Copy out the complete listing, word for word.

# # # # # # #

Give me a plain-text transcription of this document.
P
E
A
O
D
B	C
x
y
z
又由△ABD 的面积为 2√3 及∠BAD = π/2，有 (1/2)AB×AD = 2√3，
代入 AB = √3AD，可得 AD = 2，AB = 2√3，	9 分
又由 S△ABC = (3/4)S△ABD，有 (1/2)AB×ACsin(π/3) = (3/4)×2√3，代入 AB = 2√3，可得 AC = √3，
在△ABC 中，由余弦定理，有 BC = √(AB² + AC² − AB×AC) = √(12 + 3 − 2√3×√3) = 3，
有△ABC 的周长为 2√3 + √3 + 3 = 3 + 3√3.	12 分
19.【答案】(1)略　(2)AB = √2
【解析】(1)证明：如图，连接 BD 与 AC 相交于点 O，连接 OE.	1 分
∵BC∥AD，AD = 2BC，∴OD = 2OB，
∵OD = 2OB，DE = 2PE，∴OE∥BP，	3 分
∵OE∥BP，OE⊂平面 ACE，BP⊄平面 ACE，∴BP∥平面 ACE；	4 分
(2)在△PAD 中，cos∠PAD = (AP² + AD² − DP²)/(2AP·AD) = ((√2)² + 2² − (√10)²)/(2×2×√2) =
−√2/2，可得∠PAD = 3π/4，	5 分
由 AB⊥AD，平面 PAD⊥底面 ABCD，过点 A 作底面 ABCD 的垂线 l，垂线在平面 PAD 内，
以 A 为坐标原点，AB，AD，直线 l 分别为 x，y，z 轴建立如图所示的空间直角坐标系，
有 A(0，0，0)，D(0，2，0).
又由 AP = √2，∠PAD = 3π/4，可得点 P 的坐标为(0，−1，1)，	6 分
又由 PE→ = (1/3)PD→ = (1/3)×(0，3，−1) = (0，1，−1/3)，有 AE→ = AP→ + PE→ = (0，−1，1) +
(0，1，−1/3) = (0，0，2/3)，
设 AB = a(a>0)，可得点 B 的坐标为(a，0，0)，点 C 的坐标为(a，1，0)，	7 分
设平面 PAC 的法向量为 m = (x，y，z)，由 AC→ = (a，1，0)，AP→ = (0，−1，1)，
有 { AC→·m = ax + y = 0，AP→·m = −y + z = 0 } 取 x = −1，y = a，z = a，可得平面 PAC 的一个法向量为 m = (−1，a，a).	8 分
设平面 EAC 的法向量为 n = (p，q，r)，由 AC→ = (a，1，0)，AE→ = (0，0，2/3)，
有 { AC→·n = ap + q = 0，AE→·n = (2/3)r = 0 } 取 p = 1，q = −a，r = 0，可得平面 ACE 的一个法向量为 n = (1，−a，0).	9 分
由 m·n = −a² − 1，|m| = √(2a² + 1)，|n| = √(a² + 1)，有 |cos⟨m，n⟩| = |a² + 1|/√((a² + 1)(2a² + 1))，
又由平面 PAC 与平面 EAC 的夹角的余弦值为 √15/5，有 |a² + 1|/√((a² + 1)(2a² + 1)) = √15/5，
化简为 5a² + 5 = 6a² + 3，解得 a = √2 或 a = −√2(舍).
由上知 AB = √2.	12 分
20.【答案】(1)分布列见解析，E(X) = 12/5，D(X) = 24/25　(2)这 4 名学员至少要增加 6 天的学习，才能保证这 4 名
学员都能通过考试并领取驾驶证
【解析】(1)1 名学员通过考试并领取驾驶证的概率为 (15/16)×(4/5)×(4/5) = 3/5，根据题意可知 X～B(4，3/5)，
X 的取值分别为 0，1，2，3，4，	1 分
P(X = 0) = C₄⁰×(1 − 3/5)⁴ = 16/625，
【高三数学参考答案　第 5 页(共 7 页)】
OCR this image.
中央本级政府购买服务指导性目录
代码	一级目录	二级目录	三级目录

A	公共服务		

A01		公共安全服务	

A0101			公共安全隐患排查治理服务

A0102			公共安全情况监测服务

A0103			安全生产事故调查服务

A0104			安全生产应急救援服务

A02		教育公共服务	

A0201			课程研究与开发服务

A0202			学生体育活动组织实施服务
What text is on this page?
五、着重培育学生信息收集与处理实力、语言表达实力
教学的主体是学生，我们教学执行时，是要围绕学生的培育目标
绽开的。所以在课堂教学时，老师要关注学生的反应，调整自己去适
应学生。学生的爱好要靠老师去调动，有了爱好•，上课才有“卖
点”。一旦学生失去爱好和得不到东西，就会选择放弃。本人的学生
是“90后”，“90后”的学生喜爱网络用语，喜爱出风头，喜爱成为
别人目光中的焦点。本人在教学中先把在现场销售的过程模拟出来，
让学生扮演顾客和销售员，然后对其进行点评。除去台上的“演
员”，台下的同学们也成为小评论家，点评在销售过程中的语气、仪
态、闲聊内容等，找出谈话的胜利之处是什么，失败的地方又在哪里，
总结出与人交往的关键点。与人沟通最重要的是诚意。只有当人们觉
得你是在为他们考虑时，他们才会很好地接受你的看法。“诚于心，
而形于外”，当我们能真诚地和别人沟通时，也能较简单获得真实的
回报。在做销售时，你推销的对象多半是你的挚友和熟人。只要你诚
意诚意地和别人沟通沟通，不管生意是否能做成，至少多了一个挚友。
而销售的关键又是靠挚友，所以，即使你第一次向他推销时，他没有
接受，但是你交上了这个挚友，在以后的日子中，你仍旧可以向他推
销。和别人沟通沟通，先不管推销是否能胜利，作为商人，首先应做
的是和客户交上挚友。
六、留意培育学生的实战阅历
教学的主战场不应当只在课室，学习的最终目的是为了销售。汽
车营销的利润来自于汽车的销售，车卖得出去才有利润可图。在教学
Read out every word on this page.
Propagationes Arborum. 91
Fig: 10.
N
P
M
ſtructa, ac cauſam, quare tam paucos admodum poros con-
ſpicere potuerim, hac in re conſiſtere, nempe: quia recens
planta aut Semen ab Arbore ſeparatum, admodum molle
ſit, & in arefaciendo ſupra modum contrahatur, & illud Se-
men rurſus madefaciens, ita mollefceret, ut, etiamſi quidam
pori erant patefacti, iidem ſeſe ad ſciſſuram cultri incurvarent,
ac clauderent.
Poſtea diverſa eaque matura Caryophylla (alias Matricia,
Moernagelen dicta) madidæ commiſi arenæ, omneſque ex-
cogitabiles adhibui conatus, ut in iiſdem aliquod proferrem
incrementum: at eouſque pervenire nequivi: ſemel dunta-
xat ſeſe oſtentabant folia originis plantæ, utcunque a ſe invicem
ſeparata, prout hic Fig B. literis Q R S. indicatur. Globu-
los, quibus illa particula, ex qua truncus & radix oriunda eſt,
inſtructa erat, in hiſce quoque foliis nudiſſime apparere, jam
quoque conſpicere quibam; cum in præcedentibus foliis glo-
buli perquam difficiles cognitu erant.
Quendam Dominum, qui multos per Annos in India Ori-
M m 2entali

# # # # # # #

> [Answer to this task]
Give me a plain-text transcription of this document.
P
E
A
O
D
B	C
x
y
z
又由△ABD 的面积为 2√3 及∠BAD = π/2，有 (1/2)AB×AD = 2√3，
代入 AB = √3AD，可得 AD = 2，AB = 2√3，	9 分
又由 S△ABC = (3/4)S△ABD，有 (1/2)AB×ACsin(π/3) = (3/4)×2√3，代入 AB = 2√3，可得 AC = √3，
在△ABC 中，由余弦定理，有 BC = √(AB² + AC² − AB×AC) = √(12 + 3 − 2√3×√3) = 3，
有△ABC 的周长为 2√3 + √3 + 3 = 3 + 3√3.	12 分
19.【答案】(1)略　(2)AB = √2
【解析】(1)证明：如图，连接 BD 与 AC 相交于点 O，连接 OE.	1 分
∵BC∥AD，AD = 2BC，∴OD = 2OB，
∵OD = 2OB，DE = 2PE，∴OE∥BP，	3 分
∵OE∥BP，OE⊂平面 ACE，BP⊄平面 ACE，∴BP∥平面 ACE；	4 分
(2)在△PAD 中，cos∠PAD = (AP² + AD² − DP²)/(2AP·AD) = ((√2)² + 2² − (√10)²)/(2×2×√2) =
−√2/2，可得∠PAD = 3π/4，	5 分
由 AB⊥AD，平面 PAD⊥底面 ABCD，过点 A 作底面 ABCD 的垂线 l，垂线在平面 PAD 内，
以 A 为坐标原点，AB，AD，直线 l 分别为 x，y，z 轴建立如图所示的空间直角坐标系，
有 A(0，0，0)，D(0，2，0).
又由 AP = √2，∠PAD = 3π/4，可得点 P 的坐标为(0，−1，1)，	6 分
又由 PE→ = (1/3)PD→ = (1/3)×(0，3，−1) = (0，1，−1/3)，有 AE→ = AP→ + PE→ = (0，−1，1) +
(0，1，−1/3) = (0，0，2/3)，
设 AB = a(a>0)，可得点 B 的坐标为(a，0，0)，点 C 的坐标为(a，1，0)，	7 分
设平面 PAC 的法向量为 m = (x，y，z)，由 AC→ = (a，1，0)，AP→ = (0，−1，1)，
有 { AC→·m = ax + y = 0，AP→·m = −y + z = 0 } 取 x = −1，y = a，z = a，可得平面 PAC 的一个法向量为 m = (−1，a，a).	8 分
设平面 EAC 的法向量为 n = (p，q，r)，由 AC→ = (a，1，0)，AE→ = (0，0，2/3)，
有 { AC→·n = ap + q = 0，AE→·n = (2/3)r = 0 } 取 p = 1，q = −a，r = 0，可得平面 ACE 的一个法向量为 n = (1，−a，0).	9 分
由 m·n = −a² − 1，|m| = √(2a² + 1)，|n| = √(a² + 1)，有 |cos⟨m，n⟩| = |a² + 1|/√((a² + 1)(2a² + 1))，
又由平面 PAC 与平面 EAC 的夹角的余弦值为 √15/5，有 |a² + 1|/√((a² + 1)(2a² + 1)) = √15/5，
化简为 5a² + 5 = 6a² + 3，解得 a = √2 或 a = −√2(舍).
由上知 AB = √2.	12 分
20.【答案】(1)分布列见解析，E(X) = 12/5，D(X) = 24/25　(2)这 4 名学员至少要增加 6 天的学习，才能保证这 4 名
学员都能通过考试并领取驾驶证
【解析】(1)1 名学员通过考试并领取驾驶证的概率为 (15/16)×(4/5)×(4/5) = 3/5，根据题意可知 X～B(4，3/5)，
X 的取值分别为 0，1，2，3，4，	1 分
P(X = 0) = C₄⁰×(1 − 3/5)⁴ = 16/625，
【高三数学参考答案　第 5 页(共 7 页)】
OCR this image.
中央本级政府购买服务指导性目录
代码	一级目录	二级目录	三级目录

A	公共服务		

A01		公共安全服务	

A0101			公共安全隐患排查治理服务

A0102			公共安全情况监测服务

A0103			安全生产事故调查服务

A0104			安全生产应急救援服务

A02		教育公共服务	

A0201			课程研究与开发服务

A0202			学生体育活动组织实施服务
What text is on this page?
五、着重培育学生信息收集与处理实力、语言表达实力
教学的主体是学生，我们教学执行时，是要围绕学生的培育目标
绽开的。所以在课堂教学时，老师要关注学生的反应，调整自己去适
应学生。学生的爱好要靠老师去调动，有了爱好•，上课才有“卖
点”。一旦学生失去爱好和得不到东西，就会选择放弃。本人的学生
是“90后”，“90后”的学生喜爱网络用语，喜爱出风头，喜爱成为
别人目光中的焦点。本人在教学中先把在现场销售的过程模拟出来，
让学生扮演顾客和销售员，然后对其进行点评。除去台上的“演
员”，台下的同学们也成为小评论家，点评在销售过程中的语气、仪
态、闲聊内容等，找出谈话的胜利之处是什么，失败的地方又在哪里，
总结出与人交往的关键点。与人沟通最重要的是诚意。只有当人们觉
得你是在为他们考虑时，他们才会很好地接受你的看法。“诚于心，
而形于外”，当我们能真诚地和别人沟通时，也能较简单获得真实的
回报。在做销售时，你推销的对象多半是你的挚友和熟人。只要你诚
意诚意地和别人沟通沟通，不管生意是否能做成，至少多了一个挚友。
而销售的关键又是靠挚友，所以，即使你第一次向他推销时，他没有
接受，但是你交上了这个挚友，在以后的日子中，你仍旧可以向他推
销。和别人沟通沟通，先不管推销是否能胜利，作为商人，首先应做
的是和客户交上挚友。
六、留意培育学生的实战阅历
教学的主战场不应当只在课室，学习的最终目的是为了销售。汽
车营销的利润来自于汽车的销售，车卖得出去才有利润可图。在教学
Read out every word on this page.
Propagationes Arborum. 91
Fig: 10.
N
P
M
ſtructa, ac cauſam, quare tam paucos admodum poros con-
ſpicere potuerim, hac in re conſiſtere, nempe: quia recens
planta aut Semen ab Arbore ſeparatum, admodum molle
ſit, & in arefaciendo ſupra modum contrahatur, & illud Se-
men rurſus madefaciens, ita mollefceret, ut, etiamſi quidam
pori erant patefacti, iidem ſeſe ad ſciſſuram cultri incurvarent,
ac clauderent.
Poſtea diverſa eaque matura Caryophylla (alias Matricia,
Moernagelen dicta) madidæ commiſi arenæ, omneſque ex-
cogitabiles adhibui conatus, ut in iiſdem aliquod proferrem
incrementum: at eouſque pervenire nequivi: ſemel dunta-
xat ſeſe oſtentabant folia originis plantæ, utcunque a ſe invicem
ſeparata, prout hic Fig B. literis Q R S. indicatur. Globu-
los, quibus illa particula, ex qua truncus & radix oriunda eſt,
inſtructa erat, in hiſce quoque foliis nudiſſime apparere, jam
quoque conſpicere quibam; cum in præcedentibus foliis glo-
buli perquam difficiles cognitu erant.
Quendam Dominum, qui multos per Annos in India Ori-
M m 2entali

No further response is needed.